EXERCISE AIM: Output every line below exactly.
-- start PROVIDED DATA --
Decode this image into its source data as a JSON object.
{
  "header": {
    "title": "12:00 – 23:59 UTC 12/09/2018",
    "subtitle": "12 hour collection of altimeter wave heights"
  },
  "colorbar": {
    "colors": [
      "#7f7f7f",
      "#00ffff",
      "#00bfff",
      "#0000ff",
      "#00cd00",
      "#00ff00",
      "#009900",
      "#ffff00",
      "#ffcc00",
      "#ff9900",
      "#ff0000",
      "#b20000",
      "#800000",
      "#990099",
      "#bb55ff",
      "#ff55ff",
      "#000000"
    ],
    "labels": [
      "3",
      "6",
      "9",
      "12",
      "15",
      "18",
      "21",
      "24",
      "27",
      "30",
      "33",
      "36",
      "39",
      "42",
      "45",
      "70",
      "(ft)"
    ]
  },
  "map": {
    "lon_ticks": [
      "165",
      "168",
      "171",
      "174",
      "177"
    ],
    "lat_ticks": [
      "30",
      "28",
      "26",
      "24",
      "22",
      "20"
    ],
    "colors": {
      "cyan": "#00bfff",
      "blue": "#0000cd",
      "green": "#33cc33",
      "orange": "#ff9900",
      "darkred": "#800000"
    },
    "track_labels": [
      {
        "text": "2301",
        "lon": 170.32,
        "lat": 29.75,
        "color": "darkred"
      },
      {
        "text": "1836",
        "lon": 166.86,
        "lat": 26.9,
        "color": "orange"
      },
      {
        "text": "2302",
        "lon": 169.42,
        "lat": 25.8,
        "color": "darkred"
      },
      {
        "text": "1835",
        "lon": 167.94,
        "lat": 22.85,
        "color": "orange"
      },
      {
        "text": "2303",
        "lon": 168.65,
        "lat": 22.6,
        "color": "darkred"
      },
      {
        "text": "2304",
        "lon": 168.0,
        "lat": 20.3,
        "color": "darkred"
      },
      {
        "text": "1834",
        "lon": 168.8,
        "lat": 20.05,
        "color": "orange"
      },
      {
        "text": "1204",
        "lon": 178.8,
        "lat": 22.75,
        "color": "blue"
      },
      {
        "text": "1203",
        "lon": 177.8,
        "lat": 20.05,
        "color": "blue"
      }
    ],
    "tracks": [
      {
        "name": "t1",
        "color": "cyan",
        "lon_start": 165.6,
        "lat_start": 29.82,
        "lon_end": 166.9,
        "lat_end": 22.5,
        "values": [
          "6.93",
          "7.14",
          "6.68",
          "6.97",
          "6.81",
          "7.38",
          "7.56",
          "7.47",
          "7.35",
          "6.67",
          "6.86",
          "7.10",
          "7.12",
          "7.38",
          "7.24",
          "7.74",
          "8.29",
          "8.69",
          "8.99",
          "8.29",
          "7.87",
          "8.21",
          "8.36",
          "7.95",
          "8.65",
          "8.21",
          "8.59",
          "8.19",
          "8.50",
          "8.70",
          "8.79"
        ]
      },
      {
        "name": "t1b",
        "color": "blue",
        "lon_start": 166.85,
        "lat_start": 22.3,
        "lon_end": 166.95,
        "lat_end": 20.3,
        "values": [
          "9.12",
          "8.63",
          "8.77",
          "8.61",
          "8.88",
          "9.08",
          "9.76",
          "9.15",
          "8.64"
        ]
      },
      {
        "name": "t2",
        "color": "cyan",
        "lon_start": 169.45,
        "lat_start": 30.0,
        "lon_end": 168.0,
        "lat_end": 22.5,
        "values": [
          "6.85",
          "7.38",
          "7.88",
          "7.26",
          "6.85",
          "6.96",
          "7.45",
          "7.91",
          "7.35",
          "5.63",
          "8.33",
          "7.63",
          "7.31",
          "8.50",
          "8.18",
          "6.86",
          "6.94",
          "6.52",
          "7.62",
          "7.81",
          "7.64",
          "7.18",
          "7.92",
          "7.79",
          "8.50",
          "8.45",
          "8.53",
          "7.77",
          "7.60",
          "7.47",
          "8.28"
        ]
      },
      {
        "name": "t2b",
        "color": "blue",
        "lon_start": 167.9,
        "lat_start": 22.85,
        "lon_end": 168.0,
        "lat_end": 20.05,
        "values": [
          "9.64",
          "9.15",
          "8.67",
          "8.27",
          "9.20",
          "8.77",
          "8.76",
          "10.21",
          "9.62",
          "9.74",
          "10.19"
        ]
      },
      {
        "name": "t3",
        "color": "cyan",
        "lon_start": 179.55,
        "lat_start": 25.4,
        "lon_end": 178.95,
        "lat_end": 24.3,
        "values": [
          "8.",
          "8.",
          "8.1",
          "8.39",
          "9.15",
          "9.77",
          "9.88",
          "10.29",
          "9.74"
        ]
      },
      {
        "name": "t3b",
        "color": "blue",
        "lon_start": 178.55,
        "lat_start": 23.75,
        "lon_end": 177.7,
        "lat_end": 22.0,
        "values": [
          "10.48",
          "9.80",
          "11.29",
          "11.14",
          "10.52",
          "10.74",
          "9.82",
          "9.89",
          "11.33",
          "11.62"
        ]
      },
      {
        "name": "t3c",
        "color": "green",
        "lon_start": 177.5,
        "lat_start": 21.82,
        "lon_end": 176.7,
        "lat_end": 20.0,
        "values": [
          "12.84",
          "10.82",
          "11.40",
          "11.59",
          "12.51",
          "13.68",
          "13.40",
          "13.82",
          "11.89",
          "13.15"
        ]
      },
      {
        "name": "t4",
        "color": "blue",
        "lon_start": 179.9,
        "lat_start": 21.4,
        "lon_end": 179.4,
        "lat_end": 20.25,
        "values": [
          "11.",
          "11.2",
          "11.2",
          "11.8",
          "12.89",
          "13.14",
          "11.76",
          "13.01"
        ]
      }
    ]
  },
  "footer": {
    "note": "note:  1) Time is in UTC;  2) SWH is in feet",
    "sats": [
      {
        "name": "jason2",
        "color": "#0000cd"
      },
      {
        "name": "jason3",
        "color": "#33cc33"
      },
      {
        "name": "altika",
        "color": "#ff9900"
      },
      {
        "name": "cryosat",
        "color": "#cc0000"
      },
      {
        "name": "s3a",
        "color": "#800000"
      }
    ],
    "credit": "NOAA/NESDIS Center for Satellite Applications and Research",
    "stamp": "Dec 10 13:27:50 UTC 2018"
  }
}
-- end PROVIDED DATA --
RESULT:
Decode this image into its source data as a JSON object.
{
  "header": {
    "title": "12:00 – 23:59 UTC 12/09/2018",
    "subtitle": "12 hour collection of altimeter wave heights"
  },
  "colorbar": {
    "colors": [
      "#7f7f7f",
      "#00ffff",
      "#00bfff",
      "#0000ff",
      "#00cd00",
      "#00ff00",
      "#009900",
      "#ffff00",
      "#ffcc00",
      "#ff9900",
      "#ff0000",
      "#b20000",
      "#800000",
      "#990099",
      "#bb55ff",
      "#ff55ff",
      "#000000"
    ],
    "labels": [
      "3",
      "6",
      "9",
      "12",
      "15",
      "18",
      "21",
      "24",
      "27",
      "30",
      "33",
      "36",
      "39",
      "42",
      "45",
      "70",
      "(ft)"
    ]
  },
  "map": {
    "lon_ticks": [
      "165",
      "168",
      "171",
      "174",
      "177"
    ],
    "lat_ticks": [
      "30",
      "28",
      "26",
      "24",
      "22",
      "20"
    ],
    "colors": {
      "cyan": "#00bfff",
      "blue": "#0000cd",
      "green": "#33cc33",
      "orange": "#ff9900",
      "darkred": "#800000"
    },
    "track_labels": [
      {
        "text": "2301",
        "lon": 170.32,
        "lat": 29.75,
        "color": "darkred"
      },
      {
        "text": "1836",
        "lon": 166.86,
        "lat": 26.9,
        "color": "orange"
      },
      {
        "text": "2302",
        "lon": 169.42,
        "lat": 25.8,
        "color": "darkred"
      },
      {
        "text": "1835",
        "lon": 167.94,
        "lat": 22.85,
        "color": "orange"
      },
      {
        "text": "2303",
        "lon": 168.65,
        "lat": 22.6,
        "color": "darkred"
      },
      {
        "text": "2304",
        "lon": 168.0,
        "lat": 20.3,
        "color": "darkred"
      },
      {
        "text": "1834",
        "lon": 168.8,
        "lat": 20.05,
        "color": "orange"
      },
      {
        "text": "1204",
        "lon": 178.8,
        "lat": 22.75,
        "color": "blue"
      },
      {
        "text": "1203",
        "lon": 177.8,
        "lat": 20.05,
        "color": "blue"
      }
    ],
    "tracks": [
      {
        "name": "t1",
        "color": "cyan",
        "lon_start": 165.6,
        "lat_start": 29.82,
        "lon_end": 166.9,
        "lat_end": 22.5,
        "values": [
          "6.93",
          "7.14",
          "6.68",
          "6.97",
          "6.81",
          "7.38",
          "7.56",
          "7.47",
          "7.35",
          "6.67",
          "6.86",
          "7.10",
          "7.12",
          "7.38",
          "7.24",
          "7.74",
          "8.29",
          "8.69",
          "8.99",
          "8.29",
          "7.87",
          "8.21",
          "8.36",
          "7.95",
          "8.65",
          "8.21",
          "8.59",
          "8.19",
          "8.50",
          "8.70",
          "8.79"
        ]
      },
      {
        "name": "t1b",
        "color": "blue",
        "lon_start": 166.85,
        "lat_start": 22.3,
        "lon_end": 166.95,
        "lat_end": 20.3,
        "values": [
          "9.12",
          "8.63",
          "8.77",
          "8.61",
          "8.88",
          "9.08",
          "9.76",
          "9.15",
          "8.64"
        ]
      },
      {
        "name": "t2",
        "color": "cyan",
        "lon_start": 169.45,
        "lat_start": 30.0,
        "lon_end": 168.0,
        "lat_end": 22.5,
        "values": [
          "6.85",
          "7.38",
          "7.88",
          "7.26",
          "6.85",
          "6.96",
          "7.45",
          "7.91",
          "7.35",
          "5.63",
          "8.33",
          "7.63",
          "7.31",
          "8.50",
          "8.18",
          "6.86",
          "6.94",
          "6.52",
          "7.62",
          "7.81",
          "7.64",
          "7.18",
          "7.92",
          "7.79",
          "8.50",
          "8.45",
          "8.53",
          "7.77",
          "7.60",
          "7.47",
          "8.28"
        ]
      },
      {
        "name": "t2b",
        "color": "blue",
        "lon_start": 167.9,
        "lat_start": 22.85,
        "lon_end": 168.0,
        "lat_end": 20.05,
        "values": [
          "9.64",
          "9.15",
          "8.67",
          "8.27",
          "9.20",
          "8.77",
          "8.76",
          "10.21",
          "9.62",
          "9.74",
          "10.19"
        ]
      },
      {
        "name": "t3",
        "color": "cyan",
        "lon_start": 179.55,
        "lat_start": 25.4,
        "lon_end": 178.95,
        "lat_end": 24.3,
        "values": [
          "8.",
          "8.",
          "8.1",
          "8.39",
          "9.15",
          "9.77",
          "9.88",
          "10.29",
          "9.74"
        ]
      },
      {
        "name": "t3b",
        "color": "blue",
        "lon_start": 178.55,
        "lat_start": 23.75,
        "lon_end": 177.7,
        "lat_end": 22.0,
        "values": [
          "10.48",
          "9.80",
          "11.29",
          "11.14",
          "10.52",
          "10.74",
          "9.82",
          "9.89",
          "11.33",
          "11.62"
        ]
      },
      {
        "name": "t3c",
        "color": "green",
        "lon_start": 177.5,
        "lat_start": 21.82,
        "lon_end": 176.7,
        "lat_end": 20.0,
        "values": [
          "12.84",
          "10.82",
          "11.40",
          "11.59",
          "12.51",
          "13.68",
          "13.40",
          "13.82",
          "11.89",
          "13.15"
        ]
      },
      {
        "name": "t4",
        "color": "blue",
        "lon_start": 179.9,
        "lat_start": 21.4,
        "lon_end": 179.4,
        "lat_end": 20.25,
        "values": [
          "11.",
          "11.2",
          "11.2",
          "11.8",
          "12.89",
          "13.14",
          "11.76",
          "13.01"
        ]
      }
    ]
  },
  "footer": {
    "note": "note:  1) Time is in UTC;  2) SWH is in feet",
    "sats": [
      {
        "name": "jason2",
        "color": "#0000cd"
      },
      {
        "name": "jason3",
        "color": "#33cc33"
      },
      {
        "name": "altika",
        "color": "#ff9900"
      },
      {
        "name": "cryosat",
        "color": "#cc0000"
      },
      {
        "name": "s3a",
        "color": "#800000"
      }
    ],
    "credit": "NOAA/NESDIS Center for Satellite Applications and Research",
    "stamp": "Dec 10 13:27:50 UTC 2018"
  }
}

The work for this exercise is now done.